GOAL
Your task is to restate the data word for word.

TASK INPUTS

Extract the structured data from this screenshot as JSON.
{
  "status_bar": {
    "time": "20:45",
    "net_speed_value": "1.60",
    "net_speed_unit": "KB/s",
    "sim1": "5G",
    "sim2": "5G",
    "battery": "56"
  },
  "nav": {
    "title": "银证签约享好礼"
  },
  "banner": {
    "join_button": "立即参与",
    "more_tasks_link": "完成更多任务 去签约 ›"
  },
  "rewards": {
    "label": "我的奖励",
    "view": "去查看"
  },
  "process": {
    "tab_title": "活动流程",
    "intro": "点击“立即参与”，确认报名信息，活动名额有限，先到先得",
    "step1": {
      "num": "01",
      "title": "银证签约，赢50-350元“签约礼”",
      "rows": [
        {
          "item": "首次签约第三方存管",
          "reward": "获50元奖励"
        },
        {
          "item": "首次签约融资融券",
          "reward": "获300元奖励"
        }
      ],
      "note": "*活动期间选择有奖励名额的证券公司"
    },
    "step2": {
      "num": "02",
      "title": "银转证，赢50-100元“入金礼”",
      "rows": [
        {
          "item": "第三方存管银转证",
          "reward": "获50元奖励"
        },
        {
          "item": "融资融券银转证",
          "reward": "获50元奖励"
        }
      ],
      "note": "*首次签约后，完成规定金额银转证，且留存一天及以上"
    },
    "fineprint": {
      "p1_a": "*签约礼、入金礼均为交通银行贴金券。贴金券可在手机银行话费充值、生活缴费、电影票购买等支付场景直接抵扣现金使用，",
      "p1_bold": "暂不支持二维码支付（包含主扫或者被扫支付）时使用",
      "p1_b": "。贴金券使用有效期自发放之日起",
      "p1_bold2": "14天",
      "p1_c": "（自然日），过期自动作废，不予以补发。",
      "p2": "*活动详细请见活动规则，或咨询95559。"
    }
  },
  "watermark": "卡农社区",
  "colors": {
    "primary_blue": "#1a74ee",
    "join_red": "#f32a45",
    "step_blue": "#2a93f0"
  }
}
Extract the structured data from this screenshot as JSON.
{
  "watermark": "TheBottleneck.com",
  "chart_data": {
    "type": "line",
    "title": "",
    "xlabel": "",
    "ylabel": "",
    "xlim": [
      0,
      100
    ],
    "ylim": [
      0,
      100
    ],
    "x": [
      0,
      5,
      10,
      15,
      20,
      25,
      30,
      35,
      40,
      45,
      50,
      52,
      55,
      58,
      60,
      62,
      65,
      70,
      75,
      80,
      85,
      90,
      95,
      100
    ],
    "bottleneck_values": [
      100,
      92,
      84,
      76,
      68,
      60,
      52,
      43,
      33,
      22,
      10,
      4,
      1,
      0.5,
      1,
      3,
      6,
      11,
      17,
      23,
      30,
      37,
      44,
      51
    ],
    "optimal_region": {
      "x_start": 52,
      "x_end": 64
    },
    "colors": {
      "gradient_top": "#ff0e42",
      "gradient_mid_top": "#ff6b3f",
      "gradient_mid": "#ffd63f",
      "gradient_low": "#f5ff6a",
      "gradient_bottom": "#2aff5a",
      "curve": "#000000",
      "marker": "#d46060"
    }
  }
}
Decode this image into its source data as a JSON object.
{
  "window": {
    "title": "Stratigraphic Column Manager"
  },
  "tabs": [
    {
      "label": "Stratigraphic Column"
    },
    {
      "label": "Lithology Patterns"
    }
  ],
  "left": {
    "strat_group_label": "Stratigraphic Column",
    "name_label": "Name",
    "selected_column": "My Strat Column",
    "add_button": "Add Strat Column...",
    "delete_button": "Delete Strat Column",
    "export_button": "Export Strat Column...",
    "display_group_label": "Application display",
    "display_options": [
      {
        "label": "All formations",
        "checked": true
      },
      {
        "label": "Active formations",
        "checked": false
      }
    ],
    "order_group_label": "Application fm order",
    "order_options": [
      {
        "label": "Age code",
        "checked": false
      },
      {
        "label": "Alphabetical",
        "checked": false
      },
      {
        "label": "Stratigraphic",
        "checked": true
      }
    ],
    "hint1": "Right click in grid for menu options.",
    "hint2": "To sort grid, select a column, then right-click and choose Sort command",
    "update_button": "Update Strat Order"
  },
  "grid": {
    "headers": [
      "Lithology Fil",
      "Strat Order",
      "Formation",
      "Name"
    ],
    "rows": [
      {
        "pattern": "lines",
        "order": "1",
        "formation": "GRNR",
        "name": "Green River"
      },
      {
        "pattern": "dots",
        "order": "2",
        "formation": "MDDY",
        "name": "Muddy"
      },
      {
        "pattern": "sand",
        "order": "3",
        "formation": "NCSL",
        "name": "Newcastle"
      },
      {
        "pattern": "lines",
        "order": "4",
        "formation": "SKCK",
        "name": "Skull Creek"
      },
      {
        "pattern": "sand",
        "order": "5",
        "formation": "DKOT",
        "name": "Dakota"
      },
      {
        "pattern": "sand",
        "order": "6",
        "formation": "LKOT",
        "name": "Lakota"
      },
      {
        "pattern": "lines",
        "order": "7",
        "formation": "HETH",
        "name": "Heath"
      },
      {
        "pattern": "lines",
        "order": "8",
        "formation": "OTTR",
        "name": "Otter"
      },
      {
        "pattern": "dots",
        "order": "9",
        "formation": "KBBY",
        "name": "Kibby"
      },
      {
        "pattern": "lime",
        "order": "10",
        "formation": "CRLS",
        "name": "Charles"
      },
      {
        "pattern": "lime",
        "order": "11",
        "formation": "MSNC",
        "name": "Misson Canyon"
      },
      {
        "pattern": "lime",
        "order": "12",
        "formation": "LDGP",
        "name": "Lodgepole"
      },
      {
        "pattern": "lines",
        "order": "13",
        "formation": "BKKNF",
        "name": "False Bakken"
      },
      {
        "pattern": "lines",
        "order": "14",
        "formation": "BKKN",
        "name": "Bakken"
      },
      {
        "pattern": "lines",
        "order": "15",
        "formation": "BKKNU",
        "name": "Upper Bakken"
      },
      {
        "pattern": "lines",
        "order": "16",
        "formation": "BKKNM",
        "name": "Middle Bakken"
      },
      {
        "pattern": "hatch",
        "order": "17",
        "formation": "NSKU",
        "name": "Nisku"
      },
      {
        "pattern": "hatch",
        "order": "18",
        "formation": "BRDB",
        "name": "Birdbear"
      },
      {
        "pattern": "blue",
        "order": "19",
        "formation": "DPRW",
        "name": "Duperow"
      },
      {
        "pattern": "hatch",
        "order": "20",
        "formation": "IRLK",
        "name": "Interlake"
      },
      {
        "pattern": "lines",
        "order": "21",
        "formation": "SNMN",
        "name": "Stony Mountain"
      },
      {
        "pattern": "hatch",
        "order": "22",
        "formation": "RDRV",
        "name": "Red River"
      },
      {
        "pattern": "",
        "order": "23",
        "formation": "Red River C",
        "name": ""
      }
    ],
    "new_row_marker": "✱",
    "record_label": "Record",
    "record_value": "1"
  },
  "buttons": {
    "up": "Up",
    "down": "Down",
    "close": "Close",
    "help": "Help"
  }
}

EXERCISE SOLUTION
Extract the structured data from this screenshot as JSON.
{
  "status_bar": {
    "time": "20:45",
    "net_speed_value": "1.60",
    "net_speed_unit": "KB/s",
    "sim1": "5G",
    "sim2": "5G",
    "battery": "56"
  },
  "nav": {
    "title": "银证签约享好礼"
  },
  "banner": {
    "join_button": "立即参与",
    "more_tasks_link": "完成更多任务 去签约 ›"
  },
  "rewards": {
    "label": "我的奖励",
    "view": "去查看"
  },
  "process": {
    "tab_title": "活动流程",
    "intro": "点击“立即参与”，确认报名信息，活动名额有限，先到先得",
    "step1": {
      "num": "01",
      "title": "银证签约，赢50-350元“签约礼”",
      "rows": [
        {
          "item": "首次签约第三方存管",
          "reward": "获50元奖励"
        },
        {
          "item": "首次签约融资融券",
          "reward": "获300元奖励"
        }
      ],
      "note": "*活动期间选择有奖励名额的证券公司"
    },
    "step2": {
      "num": "02",
      "title": "银转证，赢50-100元“入金礼”",
      "rows": [
        {
          "item": "第三方存管银转证",
          "reward": "获50元奖励"
        },
        {
          "item": "融资融券银转证",
          "reward": "获50元奖励"
        }
      ],
      "note": "*首次签约后，完成规定金额银转证，且留存一天及以上"
    },
    "fineprint": {
      "p1_a": "*签约礼、入金礼均为交通银行贴金券。贴金券可在手机银行话费充值、生活缴费、电影票购买等支付场景直接抵扣现金使用，",
      "p1_bold": "暂不支持二维码支付（包含主扫或者被扫支付）时使用",
      "p1_b": "。贴金券使用有效期自发放之日起",
      "p1_bold2": "14天",
      "p1_c": "（自然日），过期自动作废，不予以补发。",
      "p2": "*活动详细请见活动规则，或咨询95559。"
    }
  },
  "watermark": "卡农社区",
  "colors": {
    "primary_blue": "#1a74ee",
    "join_red": "#f32a45",
    "step_blue": "#2a93f0"
  }
}
Extract the structured data from this screenshot as JSON.
{
  "watermark": "TheBottleneck.com",
  "chart_data": {
    "type": "line",
    "title": "",
    "xlabel": "",
    "ylabel": "",
    "xlim": [
      0,
      100
    ],
    "ylim": [
      0,
      100
    ],
    "x": [
      0,
      5,
      10,
      15,
      20,
      25,
      30,
      35,
      40,
      45,
      50,
      52,
      55,
      58,
      60,
      62,
      65,
      70,
      75,
      80,
      85,
      90,
      95,
      100
    ],
    "bottleneck_values": [
      100,
      92,
      84,
      76,
      68,
      60,
      52,
      43,
      33,
      22,
      10,
      4,
      1,
      0.5,
      1,
      3,
      6,
      11,
      17,
      23,
      30,
      37,
      44,
      51
    ],
    "optimal_region": {
      "x_start": 52,
      "x_end": 64
    },
    "colors": {
      "gradient_top": "#ff0e42",
      "gradient_mid_top": "#ff6b3f",
      "gradient_mid": "#ffd63f",
      "gradient_low": "#f5ff6a",
      "gradient_bottom": "#2aff5a",
      "curve": "#000000",
      "marker": "#d46060"
    }
  }
}
Decode this image into its source data as a JSON object.
{
  "window": {
    "title": "Stratigraphic Column Manager"
  },
  "tabs": [
    {
      "label": "Stratigraphic Column"
    },
    {
      "label": "Lithology Patterns"
    }
  ],
  "left": {
    "strat_group_label": "Stratigraphic Column",
    "name_label": "Name",
    "selected_column": "My Strat Column",
    "add_button": "Add Strat Column...",
    "delete_button": "Delete Strat Column",
    "export_button": "Export Strat Column...",
    "display_group_label": "Application display",
    "display_options": [
      {
        "label": "All formations",
        "checked": true
      },
      {
        "label": "Active formations",
        "checked": false
      }
    ],
    "order_group_label": "Application fm order",
    "order_options": [
      {
        "label": "Age code",
        "checked": false
      },
      {
        "label": "Alphabetical",
        "checked": false
      },
      {
        "label": "Stratigraphic",
        "checked": true
      }
    ],
    "hint1": "Right click in grid for menu options.",
    "hint2": "To sort grid, select a column, then right-click and choose Sort command",
    "update_button": "Update Strat Order"
  },
  "grid": {
    "headers": [
      "Lithology Fil",
      "Strat Order",
      "Formation",
      "Name"
    ],
    "rows": [
      {
        "pattern": "lines",
        "order": "1",
        "formation": "GRNR",
        "name": "Green River"
      },
      {
        "pattern": "dots",
        "order": "2",
        "formation": "MDDY",
        "name": "Muddy"
      },
      {
        "pattern": "sand",
        "order": "3",
        "formation": "NCSL",
        "name": "Newcastle"
      },
      {
        "pattern": "lines",
        "order": "4",
        "formation": "SKCK",
        "name": "Skull Creek"
      },
      {
        "pattern": "sand",
        "order": "5",
        "formation": "DKOT",
        "name": "Dakota"
      },
      {
        "pattern": "sand",
        "order": "6",
        "formation": "LKOT",
        "name": "Lakota"
      },
      {
        "pattern": "lines",
        "order": "7",
        "formation": "HETH",
        "name": "Heath"
      },
      {
        "pattern": "lines",
        "order": "8",
        "formation": "OTTR",
        "name": "Otter"
      },
      {
        "pattern": "dots",
        "order": "9",
        "formation": "KBBY",
        "name": "Kibby"
      },
      {
        "pattern": "lime",
        "order": "10",
        "formation": "CRLS",
        "name": "Charles"
      },
      {
        "pattern": "lime",
        "order": "11",
        "formation": "MSNC",
        "name": "Misson Canyon"
      },
      {
        "pattern": "lime",
        "order": "12",
        "formation": "LDGP",
        "name": "Lodgepole"
      },
      {
        "pattern": "lines",
        "order": "13",
        "formation": "BKKNF",
        "name": "False Bakken"
      },
      {
        "pattern": "lines",
        "order": "14",
        "formation": "BKKN",
        "name": "Bakken"
      },
      {
        "pattern": "lines",
        "order": "15",
        "formation": "BKKNU",
        "name": "Upper Bakken"
      },
      {
        "pattern": "lines",
        "order": "16",
        "formation": "BKKNM",
        "name": "Middle Bakken"
      },
      {
        "pattern": "hatch",
        "order": "17",
        "formation": "NSKU",
        "name": "Nisku"
      },
      {
        "pattern": "hatch",
        "order": "18",
        "formation": "BRDB",
        "name": "Birdbear"
      },
      {
        "pattern": "blue",
        "order": "19",
        "formation": "DPRW",
        "name": "Duperow"
      },
      {
        "pattern": "hatch",
        "order": "20",
        "formation": "IRLK",
        "name": "Interlake"
      },
      {
        "pattern": "lines",
        "order": "21",
        "formation": "SNMN",
        "name": "Stony Mountain"
      },
      {
        "pattern": "hatch",
        "order": "22",
        "formation": "RDRV",
        "name": "Red River"
      },
      {
        "pattern": "",
        "order": "23",
        "formation": "Red River C",
        "name": ""
      }
    ],
    "new_row_marker": "✱",
    "record_label": "Record",
    "record_value": "1"
  },
  "buttons": {
    "up": "Up",
    "down": "Down",
    "close": "Close",
    "help": "Help"
  }
}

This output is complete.